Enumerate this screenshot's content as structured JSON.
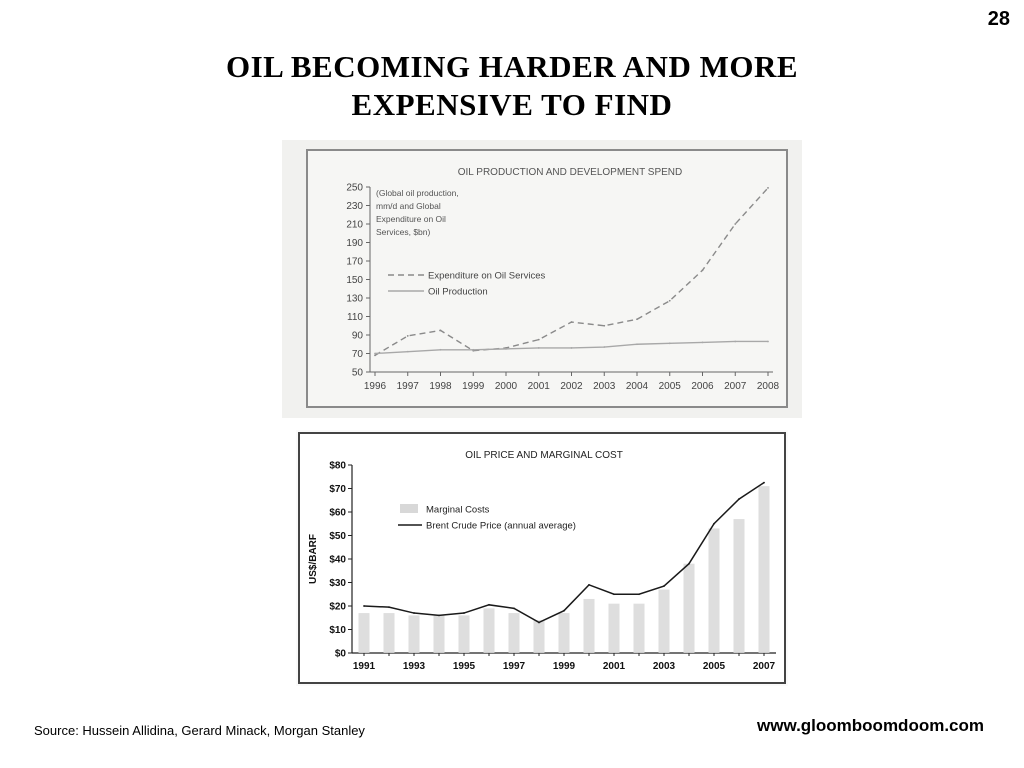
{
  "page_number": "28",
  "title": {
    "line1": "OIL  BECOMING  HARDER  AND  MORE",
    "line2": "EXPENSIVE  TO  FIND"
  },
  "source": "Source: Hussein Allidina, Gerard Minack, Morgan Stanley",
  "website": "www.gloomboomdoom.com",
  "chart_data": [
    {
      "type": "line",
      "title": "OIL PRODUCTION AND DEVELOPMENT SPEND",
      "note_lines": [
        "(Global oil production,",
        "mm/d and Global",
        "Expenditure on Oil",
        "Services, $bn)"
      ],
      "xlabel": "",
      "ylabel": "",
      "x": [
        "1996",
        "1997",
        "1998",
        "1999",
        "2000",
        "2001",
        "2002",
        "2003",
        "2004",
        "2005",
        "2006",
        "2007",
        "2008"
      ],
      "ylim": [
        50,
        250
      ],
      "yticks": [
        50,
        70,
        90,
        110,
        130,
        150,
        170,
        190,
        210,
        230,
        250
      ],
      "legend_position": "center-left",
      "series": [
        {
          "name": "Expenditure on Oil Services",
          "style": "dashed",
          "color": "#8a8a8a",
          "values": [
            68,
            89,
            95,
            73,
            76,
            85,
            104,
            100,
            107,
            127,
            160,
            210,
            249
          ]
        },
        {
          "name": "Oil Production",
          "style": "solid",
          "color": "#a8a8a8",
          "values": [
            70,
            72,
            74,
            74,
            75,
            76,
            76,
            77,
            80,
            81,
            82,
            83,
            83
          ]
        }
      ]
    },
    {
      "type": "bar",
      "title": "OIL PRICE AND MARGINAL COST",
      "ylabel": "US$/BARF",
      "xlabel": "",
      "x": [
        "1991",
        "1992",
        "1993",
        "1994",
        "1995",
        "1996",
        "1997",
        "1998",
        "1999",
        "2000",
        "2001",
        "2002",
        "2003",
        "2004",
        "2005",
        "2006",
        "2007"
      ],
      "x_tick_labels": [
        "1991",
        "1993",
        "1995",
        "1997",
        "1999",
        "2001",
        "2003",
        "2005",
        "2007"
      ],
      "ylim": [
        0,
        80
      ],
      "yticks": [
        "$0",
        "$10",
        "$20",
        "$30",
        "$40",
        "$50",
        "$60",
        "$70",
        "$80"
      ],
      "legend_position": "upper-left",
      "series": [
        {
          "name": "Marginal Costs",
          "type": "bar",
          "color": "#d8d8d8",
          "values": [
            17,
            17,
            16,
            16,
            16,
            19,
            17,
            14,
            17,
            23,
            21,
            21,
            27,
            38,
            53,
            57,
            71
          ]
        },
        {
          "name": "Brent Crude Price (annual average)",
          "type": "line",
          "color": "#1a1a1a",
          "values": [
            20,
            19.5,
            17,
            16,
            17,
            20.5,
            19,
            13,
            18,
            29,
            25,
            25,
            28.5,
            38,
            55,
            65.5,
            72.5
          ]
        }
      ]
    }
  ]
}
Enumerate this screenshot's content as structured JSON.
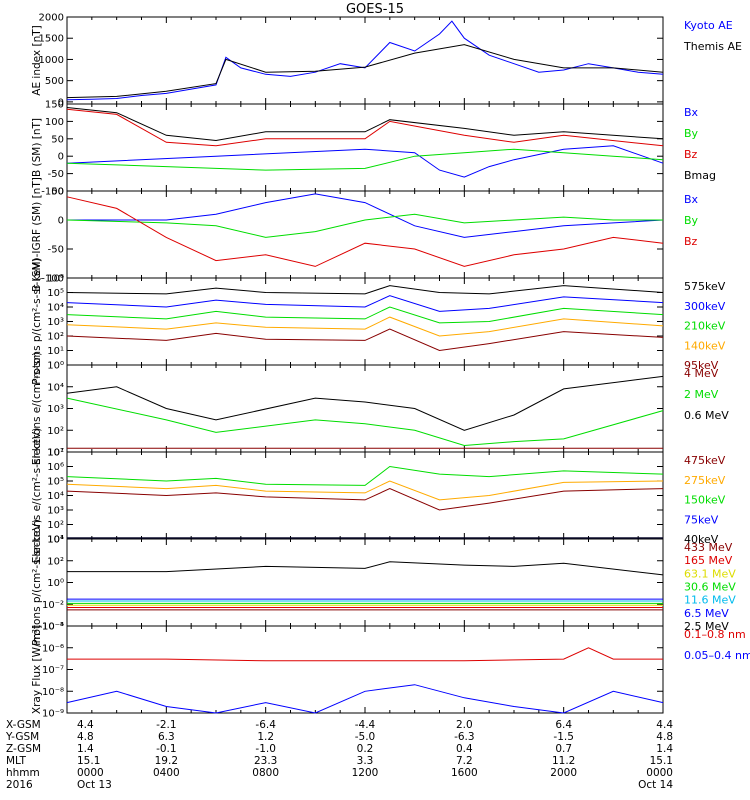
{
  "title": "GOES-15",
  "colors": {
    "black": "#000000",
    "blue": "#0000ff",
    "green": "#00dd00",
    "red": "#dd0000",
    "darkred": "#880000",
    "orange": "#ffaa00",
    "cyan": "#00bbee",
    "yellow": "#dddd00"
  },
  "chart_data": [
    {
      "type": "line",
      "ylabel": "AE index [nT]",
      "ylim": [
        -50,
        2000
      ],
      "yscale": "linear",
      "yticks": [
        "2000",
        "1500",
        "1000",
        "500",
        "0"
      ],
      "series": [
        {
          "name": "Kyoto AE",
          "color": "#0000ff",
          "x": [
            0,
            1,
            2,
            3,
            4,
            5,
            6,
            6.4,
            7,
            8,
            9,
            10,
            11,
            12,
            13,
            14,
            15,
            15.5,
            16,
            17,
            18,
            19,
            20,
            21,
            22,
            23,
            24
          ],
          "y": [
            50,
            60,
            80,
            150,
            200,
            300,
            400,
            1050,
            800,
            650,
            600,
            700,
            900,
            800,
            1400,
            1200,
            1600,
            1900,
            1500,
            1100,
            900,
            700,
            750,
            900,
            800,
            700,
            650
          ]
        },
        {
          "name": "Themis AE",
          "color": "#000000",
          "x": [
            0,
            2,
            4,
            6,
            6.4,
            8,
            10,
            12,
            14,
            16,
            18,
            20,
            22,
            24
          ],
          "y": [
            100,
            130,
            250,
            430,
            1000,
            700,
            720,
            820,
            1150,
            1350,
            1000,
            800,
            800,
            700
          ]
        }
      ]
    },
    {
      "type": "line",
      "ylabel": "B (SM) [nT]",
      "ylim": [
        -100,
        150
      ],
      "yscale": "linear",
      "yticks": [
        "150",
        "100",
        "50",
        "0",
        "-50",
        "-100"
      ],
      "series": [
        {
          "name": "Bx",
          "color": "#0000ff",
          "x": [
            0,
            6,
            12,
            14,
            15,
            16,
            17,
            18,
            20,
            22,
            24
          ],
          "y": [
            -20,
            0,
            20,
            10,
            -40,
            -60,
            -30,
            -10,
            20,
            30,
            -20
          ]
        },
        {
          "name": "By",
          "color": "#00dd00",
          "x": [
            0,
            4,
            8,
            12,
            14,
            16,
            18,
            20,
            22,
            24
          ],
          "y": [
            -20,
            -30,
            -40,
            -35,
            0,
            10,
            20,
            10,
            0,
            -10
          ]
        },
        {
          "name": "Bz",
          "color": "#dd0000",
          "x": [
            0,
            2,
            4,
            6,
            8,
            12,
            13,
            16,
            18,
            20,
            24
          ],
          "y": [
            135,
            120,
            40,
            30,
            50,
            50,
            100,
            60,
            40,
            60,
            30
          ]
        },
        {
          "name": "Bmag",
          "color": "#000000",
          "x": [
            0,
            2,
            4,
            6,
            8,
            12,
            13,
            16,
            18,
            20,
            24
          ],
          "y": [
            140,
            125,
            60,
            45,
            70,
            70,
            105,
            80,
            60,
            70,
            50
          ]
        }
      ]
    },
    {
      "type": "line",
      "ylabel": "B (SM)-IGRF (SM) [nT]",
      "ylim": [
        -100,
        50
      ],
      "yscale": "linear",
      "yticks": [
        "50",
        "0",
        "-50",
        "-100"
      ],
      "series": [
        {
          "name": "Bx",
          "color": "#0000ff",
          "x": [
            0,
            4,
            6,
            8,
            10,
            12,
            14,
            16,
            18,
            20,
            22,
            24
          ],
          "y": [
            0,
            0,
            10,
            30,
            45,
            30,
            -10,
            -30,
            -20,
            -10,
            -5,
            0
          ]
        },
        {
          "name": "By",
          "color": "#00dd00",
          "x": [
            0,
            4,
            6,
            8,
            10,
            12,
            14,
            16,
            18,
            20,
            22,
            24
          ],
          "y": [
            0,
            -5,
            -10,
            -30,
            -20,
            0,
            10,
            -5,
            0,
            5,
            0,
            0
          ]
        },
        {
          "name": "Bz",
          "color": "#dd0000",
          "x": [
            0,
            2,
            4,
            6,
            8,
            10,
            12,
            14,
            16,
            18,
            20,
            22,
            24
          ],
          "y": [
            40,
            20,
            -30,
            -70,
            -60,
            -80,
            -40,
            -50,
            -80,
            -60,
            -50,
            -30,
            -40
          ]
        }
      ]
    },
    {
      "type": "line",
      "ylabel": "Protons p/(cm²-s-sr-keV)",
      "ylim": [
        1,
        1000000
      ],
      "yscale": "log",
      "yticks": [
        "10^6",
        "10^5",
        "10^4",
        "10^3",
        "10^2",
        "10^1",
        "10^0"
      ],
      "series": [
        {
          "name": "575keV",
          "color": "#000000",
          "x": [
            0,
            4,
            6,
            8,
            12,
            13,
            15,
            17,
            20,
            24
          ],
          "y": [
            100000,
            80000,
            200000,
            100000,
            80000,
            300000,
            100000,
            80000,
            300000,
            100000
          ]
        },
        {
          "name": "300keV",
          "color": "#0000ff",
          "x": [
            0,
            4,
            6,
            8,
            12,
            13,
            15,
            17,
            20,
            24
          ],
          "y": [
            20000,
            10000,
            30000,
            15000,
            10000,
            60000,
            5000,
            8000,
            50000,
            20000
          ]
        },
        {
          "name": "210keV",
          "color": "#00dd00",
          "x": [
            0,
            4,
            6,
            8,
            12,
            13,
            15,
            17,
            20,
            24
          ],
          "y": [
            3000,
            1500,
            5000,
            2000,
            1500,
            10000,
            800,
            1000,
            8000,
            3000
          ]
        },
        {
          "name": "140keV",
          "color": "#ffaa00",
          "x": [
            0,
            4,
            6,
            8,
            12,
            13,
            15,
            17,
            20,
            24
          ],
          "y": [
            600,
            300,
            800,
            400,
            300,
            2000,
            100,
            200,
            1500,
            500
          ]
        },
        {
          "name": "95keV",
          "color": "#880000",
          "x": [
            0,
            4,
            6,
            8,
            12,
            13,
            15,
            17,
            20,
            24
          ],
          "y": [
            100,
            50,
            150,
            60,
            50,
            300,
            10,
            30,
            200,
            80
          ]
        }
      ]
    },
    {
      "type": "line",
      "ylabel": "Electrons e/(cm²-s-sr)",
      "ylim": [
        10,
        100000
      ],
      "yscale": "log",
      "yticks": [
        "10^4",
        "10^3",
        "10^2",
        "10^1"
      ],
      "series": [
        {
          "name": "4 MeV",
          "color": "#880000",
          "x": [
            0,
            24
          ],
          "y": [
            15,
            15
          ]
        },
        {
          "name": "2 MeV",
          "color": "#00dd00",
          "x": [
            0,
            4,
            6,
            10,
            12,
            14,
            16,
            18,
            20,
            24
          ],
          "y": [
            3000,
            300,
            80,
            300,
            200,
            100,
            20,
            30,
            40,
            800
          ]
        },
        {
          "name": "0.6 MeV",
          "color": "#000000",
          "x": [
            0,
            2,
            4,
            6,
            10,
            12,
            14,
            16,
            18,
            20,
            24
          ],
          "y": [
            5000,
            10000,
            1000,
            300,
            3000,
            2000,
            1000,
            100,
            500,
            8000,
            30000
          ]
        }
      ]
    },
    {
      "type": "line",
      "ylabel": "Electrons e/(cm²-s-sr-keV)",
      "ylim": [
        10,
        10000000
      ],
      "yscale": "log",
      "yticks": [
        "10^7",
        "10^6",
        "10^5",
        "10^4",
        "10^3",
        "10^2",
        "10^1"
      ],
      "series": [
        {
          "name": "475keV",
          "color": "#880000",
          "x": [
            0,
            4,
            6,
            8,
            12,
            13,
            15,
            17,
            20,
            24
          ],
          "y": [
            20000,
            10000,
            15000,
            8000,
            5000,
            30000,
            1000,
            3000,
            20000,
            30000
          ]
        },
        {
          "name": "275keV",
          "color": "#ffaa00",
          "x": [
            0,
            4,
            6,
            8,
            12,
            13,
            15,
            17,
            20,
            24
          ],
          "y": [
            60000,
            30000,
            50000,
            20000,
            15000,
            100000,
            5000,
            10000,
            80000,
            100000
          ]
        },
        {
          "name": "150keV",
          "color": "#00dd00",
          "x": [
            0,
            4,
            6,
            8,
            12,
            13,
            15,
            17,
            20,
            24
          ],
          "y": [
            200000,
            100000,
            150000,
            60000,
            50000,
            1000000,
            300000,
            200000,
            500000,
            300000
          ]
        },
        {
          "name": "75keV",
          "color": "#0000ff",
          "x": [
            0,
            24
          ],
          "y": [
            12,
            12
          ]
        },
        {
          "name": "40keV",
          "color": "#000000",
          "x": [
            0,
            24
          ],
          "y": [
            12,
            12
          ]
        }
      ]
    },
    {
      "type": "line",
      "ylabel": "Protons p/(cm²-s-sr-keV)",
      "ylim": [
        0.0001,
        10000
      ],
      "yscale": "log",
      "yticks": [
        "10^4",
        "10^2",
        "10^0",
        "10^-2",
        "10^-4"
      ],
      "series": [
        {
          "name": "433 MeV",
          "color": "#880000",
          "x": [
            0,
            24
          ],
          "y": [
            0.003,
            0.003
          ]
        },
        {
          "name": "165 MeV",
          "color": "#dd0000",
          "x": [
            0,
            24
          ],
          "y": [
            0.005,
            0.005
          ]
        },
        {
          "name": "63.1 MeV",
          "color": "#dddd00",
          "x": [
            0,
            24
          ],
          "y": [
            0.008,
            0.008
          ]
        },
        {
          "name": "30.6 MeV",
          "color": "#00dd00",
          "x": [
            0,
            24
          ],
          "y": [
            0.012,
            0.012
          ]
        },
        {
          "name": "11.6 MeV",
          "color": "#00bbee",
          "x": [
            0,
            24
          ],
          "y": [
            0.02,
            0.02
          ]
        },
        {
          "name": "6.5 MeV",
          "color": "#0000ff",
          "x": [
            0,
            24
          ],
          "y": [
            0.03,
            0.03
          ]
        },
        {
          "name": "2.5 MeV",
          "color": "#000000",
          "x": [
            0,
            4,
            8,
            12,
            13,
            16,
            18,
            20,
            24
          ],
          "y": [
            10,
            10,
            30,
            20,
            80,
            40,
            30,
            60,
            5
          ]
        }
      ]
    },
    {
      "type": "line",
      "ylabel": "Xray Flux [W/m²]",
      "ylim": [
        1e-09,
        1e-05
      ],
      "yscale": "log",
      "yticks": [
        "10^-5",
        "10^-6",
        "10^-7",
        "10^-8",
        "10^-9"
      ],
      "series": [
        {
          "name": "0.1–0.8 nm",
          "color": "#dd0000",
          "x": [
            0,
            4,
            8,
            12,
            16,
            20,
            21,
            22,
            24
          ],
          "y": [
            3e-07,
            3e-07,
            2.5e-07,
            2.5e-07,
            2.5e-07,
            3e-07,
            1e-06,
            3e-07,
            3e-07
          ]
        },
        {
          "name": "0.05–0.4 nm",
          "color": "#0000ff",
          "x": [
            0,
            2,
            4,
            6,
            8,
            10,
            12,
            14,
            16,
            18,
            20,
            22,
            24
          ],
          "y": [
            3e-09,
            1e-08,
            2e-09,
            1e-09,
            3e-09,
            1e-09,
            1e-08,
            2e-08,
            5e-09,
            2e-09,
            1e-09,
            1e-08,
            3e-09
          ]
        }
      ]
    }
  ],
  "ephemeris": {
    "rows": [
      {
        "label": "X-GSM",
        "values": [
          "4.4",
          "-2.1",
          "-6.4",
          "-4.4",
          "2.0",
          "6.4",
          "4.4"
        ]
      },
      {
        "label": "Y-GSM",
        "values": [
          "4.8",
          "6.3",
          "1.2",
          "-5.0",
          "-6.3",
          "-1.5",
          "4.8"
        ]
      },
      {
        "label": "Z-GSM",
        "values": [
          "1.4",
          "-0.1",
          "-1.0",
          "0.2",
          "0.4",
          "0.7",
          "1.4"
        ]
      },
      {
        "label": "MLT",
        "values": [
          "15.1",
          "19.2",
          "23.3",
          "3.3",
          "7.2",
          "11.2",
          "15.1"
        ]
      },
      {
        "label": "hhmm",
        "values": [
          "0000",
          "0400",
          "0800",
          "1200",
          "1600",
          "2000",
          "0000"
        ]
      },
      {
        "label": "2016",
        "values": [
          "Oct 13",
          "",
          "",
          "",
          "",
          "",
          "Oct 14"
        ]
      }
    ]
  }
}
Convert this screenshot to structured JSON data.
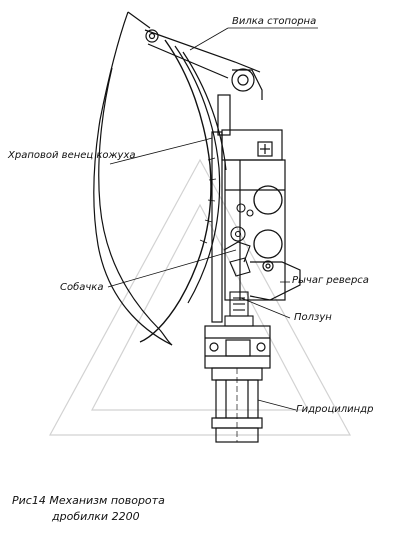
{
  "labels": {
    "fork": "Вилка стопорна",
    "ratchet": "Храповой венец кожуха",
    "pawl": "Собачка",
    "lever": "Рычаг реверса",
    "slider": "Ползун",
    "cylinder": "Гидроцилиндр"
  },
  "caption": {
    "line1": "Рис14 Механизм  поворота",
    "line2": "дробилки  2200"
  }
}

++++++++

## Short task:
Every line from the one containing "Convert this screenshot" through the end of the data above should be copied exactly; nothing else is copied, and pictures are omitted.

## Problem solution:
Convert this screenshot to structured JSON data.
{
  "labels": {
    "fork": "Вилка стопорна",
    "ratchet": "Храповой венец кожуха",
    "pawl": "Собачка",
    "lever": "Рычаг реверса",
    "slider": "Ползун",
    "cylinder": "Гидроцилиндр"
  },
  "caption": {
    "line1": "Рис14 Механизм  поворота",
    "line2": "дробилки  2200"
  }
}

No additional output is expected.